__Exercise requirements__
In the Matplotlib rendering post, swap "developers" for "maintainers" and reproduce everything from "I can make this" down to "problem go away?".

I have been working on a program that uses Matplotlib to plot data
consisting of around one million points.  Sometimes the plots succeed but
often I get an exception: OverFlowError: Agg rendering complexity exceeded.

I can make this message go away by plotting the data in "chunks" as
illustrated in the demo code below.  However, the extra code is a chore
which I don't think should be necessary - I hope the developers will
be able to fix this issue sometime soon.  I know that the development
version has some modifications to addressing this issue.  I wonder if it is
expected to make the problem go away?

By the way, this plot takes about 30 seconds to render on my I7 2600k.
The main program reaches the show() statement quickly and prints
"Done plotting?".   Then I see that the program reaches 100% usage
on one CPU core (4 real, 8 virtual on the 2600k) until the plot is
displayed.  I wonder if there is any way to persuade Matplotlib to run
some of the chunks in parallel so as to use more CPU cores?

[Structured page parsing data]

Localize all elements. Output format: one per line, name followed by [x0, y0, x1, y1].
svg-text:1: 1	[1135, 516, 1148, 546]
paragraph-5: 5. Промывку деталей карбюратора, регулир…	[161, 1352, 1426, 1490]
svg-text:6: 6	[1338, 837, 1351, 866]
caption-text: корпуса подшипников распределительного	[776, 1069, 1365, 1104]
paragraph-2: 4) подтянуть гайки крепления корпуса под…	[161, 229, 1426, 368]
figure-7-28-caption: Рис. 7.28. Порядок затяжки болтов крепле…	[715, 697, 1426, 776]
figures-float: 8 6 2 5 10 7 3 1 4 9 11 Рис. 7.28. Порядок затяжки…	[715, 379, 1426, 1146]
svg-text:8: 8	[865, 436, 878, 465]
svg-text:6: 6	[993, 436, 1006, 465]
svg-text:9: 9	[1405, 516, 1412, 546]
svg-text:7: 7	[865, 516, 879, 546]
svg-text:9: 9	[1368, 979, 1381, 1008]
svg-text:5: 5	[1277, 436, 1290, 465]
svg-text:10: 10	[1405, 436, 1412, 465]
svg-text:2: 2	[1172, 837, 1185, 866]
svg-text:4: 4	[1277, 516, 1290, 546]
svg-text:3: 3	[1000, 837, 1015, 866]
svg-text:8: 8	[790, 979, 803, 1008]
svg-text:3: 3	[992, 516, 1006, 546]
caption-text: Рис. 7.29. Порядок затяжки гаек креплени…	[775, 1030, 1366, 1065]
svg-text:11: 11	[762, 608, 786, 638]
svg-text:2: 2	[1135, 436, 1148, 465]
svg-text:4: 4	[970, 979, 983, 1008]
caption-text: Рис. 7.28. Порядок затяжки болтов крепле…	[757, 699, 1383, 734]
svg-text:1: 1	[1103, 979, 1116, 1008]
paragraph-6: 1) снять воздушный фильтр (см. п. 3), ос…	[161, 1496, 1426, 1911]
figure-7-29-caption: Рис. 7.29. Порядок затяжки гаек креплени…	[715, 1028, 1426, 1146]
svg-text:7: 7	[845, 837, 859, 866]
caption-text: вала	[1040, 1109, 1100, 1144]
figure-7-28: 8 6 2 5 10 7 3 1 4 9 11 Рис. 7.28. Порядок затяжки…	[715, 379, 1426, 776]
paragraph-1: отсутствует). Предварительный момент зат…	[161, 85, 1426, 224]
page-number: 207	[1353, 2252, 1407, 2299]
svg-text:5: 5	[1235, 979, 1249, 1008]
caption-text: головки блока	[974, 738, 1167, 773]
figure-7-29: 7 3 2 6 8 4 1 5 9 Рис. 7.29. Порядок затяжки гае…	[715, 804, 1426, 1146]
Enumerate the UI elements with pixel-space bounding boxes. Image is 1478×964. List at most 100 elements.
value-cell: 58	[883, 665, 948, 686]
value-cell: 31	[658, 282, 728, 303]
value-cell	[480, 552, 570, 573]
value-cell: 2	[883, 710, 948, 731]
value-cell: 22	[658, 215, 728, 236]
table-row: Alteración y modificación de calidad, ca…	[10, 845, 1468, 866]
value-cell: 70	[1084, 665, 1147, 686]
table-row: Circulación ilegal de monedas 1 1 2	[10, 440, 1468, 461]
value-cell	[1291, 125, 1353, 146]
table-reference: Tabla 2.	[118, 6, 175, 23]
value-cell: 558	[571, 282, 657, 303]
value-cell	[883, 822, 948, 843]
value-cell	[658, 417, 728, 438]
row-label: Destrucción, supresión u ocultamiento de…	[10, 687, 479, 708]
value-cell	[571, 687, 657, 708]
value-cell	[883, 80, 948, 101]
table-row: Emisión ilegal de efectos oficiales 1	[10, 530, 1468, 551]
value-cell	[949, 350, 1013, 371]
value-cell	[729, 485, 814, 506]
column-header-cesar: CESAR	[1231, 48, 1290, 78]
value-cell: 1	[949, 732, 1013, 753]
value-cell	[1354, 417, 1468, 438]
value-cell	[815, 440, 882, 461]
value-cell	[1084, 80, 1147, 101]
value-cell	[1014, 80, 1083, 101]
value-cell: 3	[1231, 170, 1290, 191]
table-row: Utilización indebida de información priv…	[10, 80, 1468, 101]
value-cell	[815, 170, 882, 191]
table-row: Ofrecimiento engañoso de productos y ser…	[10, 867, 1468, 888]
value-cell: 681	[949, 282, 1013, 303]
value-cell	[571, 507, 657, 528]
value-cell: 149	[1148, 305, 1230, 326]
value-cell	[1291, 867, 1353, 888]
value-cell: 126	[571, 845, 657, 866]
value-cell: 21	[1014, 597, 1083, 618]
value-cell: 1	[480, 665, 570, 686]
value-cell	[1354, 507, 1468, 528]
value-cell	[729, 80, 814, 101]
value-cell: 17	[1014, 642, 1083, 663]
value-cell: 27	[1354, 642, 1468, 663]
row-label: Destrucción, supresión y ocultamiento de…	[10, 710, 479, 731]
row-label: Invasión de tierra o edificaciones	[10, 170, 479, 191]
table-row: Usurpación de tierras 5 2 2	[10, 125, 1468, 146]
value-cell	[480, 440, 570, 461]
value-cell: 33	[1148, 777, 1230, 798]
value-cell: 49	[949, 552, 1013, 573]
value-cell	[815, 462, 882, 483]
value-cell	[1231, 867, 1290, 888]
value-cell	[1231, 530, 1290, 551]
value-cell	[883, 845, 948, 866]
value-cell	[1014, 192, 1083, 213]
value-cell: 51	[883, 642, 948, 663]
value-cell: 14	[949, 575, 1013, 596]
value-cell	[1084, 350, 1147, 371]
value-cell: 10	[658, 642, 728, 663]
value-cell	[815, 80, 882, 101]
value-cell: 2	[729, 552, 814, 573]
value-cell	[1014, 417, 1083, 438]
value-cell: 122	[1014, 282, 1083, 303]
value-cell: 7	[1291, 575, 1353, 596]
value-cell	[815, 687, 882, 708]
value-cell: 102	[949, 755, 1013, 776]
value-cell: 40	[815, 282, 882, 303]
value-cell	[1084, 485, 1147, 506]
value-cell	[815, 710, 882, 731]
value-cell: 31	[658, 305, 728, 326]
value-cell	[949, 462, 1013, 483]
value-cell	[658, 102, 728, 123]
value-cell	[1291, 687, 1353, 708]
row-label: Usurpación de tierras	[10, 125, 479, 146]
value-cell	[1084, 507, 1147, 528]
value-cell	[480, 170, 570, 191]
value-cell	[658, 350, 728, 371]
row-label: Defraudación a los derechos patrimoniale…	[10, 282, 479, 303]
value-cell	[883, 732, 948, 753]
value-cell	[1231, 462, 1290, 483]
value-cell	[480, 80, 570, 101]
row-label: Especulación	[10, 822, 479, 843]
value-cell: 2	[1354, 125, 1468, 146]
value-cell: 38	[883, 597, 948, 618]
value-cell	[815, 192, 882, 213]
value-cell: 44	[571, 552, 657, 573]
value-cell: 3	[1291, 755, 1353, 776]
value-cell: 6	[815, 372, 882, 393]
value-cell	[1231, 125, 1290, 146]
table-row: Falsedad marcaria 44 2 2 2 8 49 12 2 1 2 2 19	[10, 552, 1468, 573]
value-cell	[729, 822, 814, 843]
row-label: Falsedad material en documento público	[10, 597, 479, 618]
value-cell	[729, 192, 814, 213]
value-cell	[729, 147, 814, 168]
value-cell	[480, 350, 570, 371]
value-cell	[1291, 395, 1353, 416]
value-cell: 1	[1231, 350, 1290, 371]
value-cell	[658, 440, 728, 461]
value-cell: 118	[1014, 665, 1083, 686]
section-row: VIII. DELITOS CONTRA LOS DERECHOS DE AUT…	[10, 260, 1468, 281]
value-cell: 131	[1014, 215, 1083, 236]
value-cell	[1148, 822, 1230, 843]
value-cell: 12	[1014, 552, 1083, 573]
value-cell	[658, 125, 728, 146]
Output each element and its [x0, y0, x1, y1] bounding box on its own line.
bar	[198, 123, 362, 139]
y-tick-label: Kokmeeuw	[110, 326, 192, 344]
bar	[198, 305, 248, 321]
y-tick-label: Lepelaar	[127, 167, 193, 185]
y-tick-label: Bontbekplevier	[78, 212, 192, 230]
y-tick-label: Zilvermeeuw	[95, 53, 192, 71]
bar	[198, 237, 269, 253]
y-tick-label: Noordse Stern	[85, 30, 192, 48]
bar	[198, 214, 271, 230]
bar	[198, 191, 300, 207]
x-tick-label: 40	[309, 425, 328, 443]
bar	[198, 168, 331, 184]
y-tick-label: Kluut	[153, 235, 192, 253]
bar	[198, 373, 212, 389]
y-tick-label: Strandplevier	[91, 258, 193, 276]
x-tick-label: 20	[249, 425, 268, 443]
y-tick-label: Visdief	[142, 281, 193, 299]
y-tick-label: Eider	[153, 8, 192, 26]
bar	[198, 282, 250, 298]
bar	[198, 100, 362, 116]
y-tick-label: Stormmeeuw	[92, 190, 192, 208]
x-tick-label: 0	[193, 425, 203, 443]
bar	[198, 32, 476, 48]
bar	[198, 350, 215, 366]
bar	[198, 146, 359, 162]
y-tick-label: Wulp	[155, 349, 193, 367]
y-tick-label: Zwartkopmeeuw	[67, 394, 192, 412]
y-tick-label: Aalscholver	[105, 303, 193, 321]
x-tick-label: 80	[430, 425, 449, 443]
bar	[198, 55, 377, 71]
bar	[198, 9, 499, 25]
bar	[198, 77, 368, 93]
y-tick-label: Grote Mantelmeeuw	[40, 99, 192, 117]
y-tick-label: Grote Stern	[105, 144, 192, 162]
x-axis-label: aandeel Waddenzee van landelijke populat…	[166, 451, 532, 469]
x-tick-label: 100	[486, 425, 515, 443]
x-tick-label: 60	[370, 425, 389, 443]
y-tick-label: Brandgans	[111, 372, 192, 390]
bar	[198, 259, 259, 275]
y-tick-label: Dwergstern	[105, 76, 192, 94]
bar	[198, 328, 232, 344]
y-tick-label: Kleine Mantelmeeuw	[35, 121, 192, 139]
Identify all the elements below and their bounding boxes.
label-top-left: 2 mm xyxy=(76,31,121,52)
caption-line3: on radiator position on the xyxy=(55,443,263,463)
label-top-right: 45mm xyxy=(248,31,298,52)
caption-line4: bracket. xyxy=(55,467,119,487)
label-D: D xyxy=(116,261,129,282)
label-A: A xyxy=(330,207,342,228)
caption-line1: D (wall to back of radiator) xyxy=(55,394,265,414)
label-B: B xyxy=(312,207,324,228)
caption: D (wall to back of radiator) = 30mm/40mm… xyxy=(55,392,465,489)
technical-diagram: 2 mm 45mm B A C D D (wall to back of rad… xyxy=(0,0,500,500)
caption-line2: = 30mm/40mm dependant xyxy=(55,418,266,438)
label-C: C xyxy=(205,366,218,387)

__Answer to this task__
I can make this message go away by plotting the data in "chunks" as
illustrated in the demo code below.  However, the extra code is a chore
which I don't think should be necessary - I hope the maintainers will
be able to fix this issue sometime soon.  I know that the development
version has some modifications to addressing this issue.  I wonder if it is
expected to make the problem go away?